Task to carry out.
Isolate every line in the records below with "preceded" in it.

# Start of Input rows

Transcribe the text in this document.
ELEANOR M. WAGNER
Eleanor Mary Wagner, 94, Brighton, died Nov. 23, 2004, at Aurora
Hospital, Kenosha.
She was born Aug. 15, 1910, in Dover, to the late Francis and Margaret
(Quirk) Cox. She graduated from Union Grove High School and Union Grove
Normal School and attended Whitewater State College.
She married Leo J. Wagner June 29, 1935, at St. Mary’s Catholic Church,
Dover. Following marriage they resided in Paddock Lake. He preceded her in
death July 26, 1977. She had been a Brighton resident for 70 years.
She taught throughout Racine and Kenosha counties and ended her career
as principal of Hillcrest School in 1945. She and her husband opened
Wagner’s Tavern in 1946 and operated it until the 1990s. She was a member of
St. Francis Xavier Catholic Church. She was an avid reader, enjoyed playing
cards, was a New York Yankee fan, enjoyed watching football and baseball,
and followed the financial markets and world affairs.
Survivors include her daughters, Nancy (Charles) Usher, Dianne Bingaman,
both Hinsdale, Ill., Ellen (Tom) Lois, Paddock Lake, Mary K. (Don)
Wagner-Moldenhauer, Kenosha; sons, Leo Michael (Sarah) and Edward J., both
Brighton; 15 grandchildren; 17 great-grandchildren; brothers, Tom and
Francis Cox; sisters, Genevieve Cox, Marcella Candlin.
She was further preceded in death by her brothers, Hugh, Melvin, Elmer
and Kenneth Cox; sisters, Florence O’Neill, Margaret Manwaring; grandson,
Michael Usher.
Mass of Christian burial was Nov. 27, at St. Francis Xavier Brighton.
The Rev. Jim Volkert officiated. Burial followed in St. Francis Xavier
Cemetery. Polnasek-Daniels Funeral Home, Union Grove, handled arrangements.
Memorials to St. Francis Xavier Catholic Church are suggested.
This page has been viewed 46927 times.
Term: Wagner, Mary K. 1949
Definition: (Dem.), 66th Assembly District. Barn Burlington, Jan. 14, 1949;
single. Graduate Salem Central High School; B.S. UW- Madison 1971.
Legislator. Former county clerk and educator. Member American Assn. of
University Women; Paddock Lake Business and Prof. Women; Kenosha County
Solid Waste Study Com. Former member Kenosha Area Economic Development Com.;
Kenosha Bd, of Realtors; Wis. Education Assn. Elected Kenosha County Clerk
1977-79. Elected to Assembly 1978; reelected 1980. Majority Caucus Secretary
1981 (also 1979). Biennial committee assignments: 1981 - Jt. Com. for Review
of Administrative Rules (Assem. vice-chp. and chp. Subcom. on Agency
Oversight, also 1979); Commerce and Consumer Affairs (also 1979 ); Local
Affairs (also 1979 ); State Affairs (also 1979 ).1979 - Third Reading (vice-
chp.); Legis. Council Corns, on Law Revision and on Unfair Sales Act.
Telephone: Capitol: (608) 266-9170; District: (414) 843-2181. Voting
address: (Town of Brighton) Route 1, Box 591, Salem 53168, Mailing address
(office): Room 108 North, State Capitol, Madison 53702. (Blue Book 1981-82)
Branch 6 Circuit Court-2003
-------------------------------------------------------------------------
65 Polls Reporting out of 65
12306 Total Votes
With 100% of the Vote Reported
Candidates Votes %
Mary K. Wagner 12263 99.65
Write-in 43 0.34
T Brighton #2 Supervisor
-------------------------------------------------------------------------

# End of Input rows

Result below.
Dover. Following marriage they resided in Paddock Lake. He preceded her in
She was further preceded in death by her brothers, Hugh, Melvin, Elmer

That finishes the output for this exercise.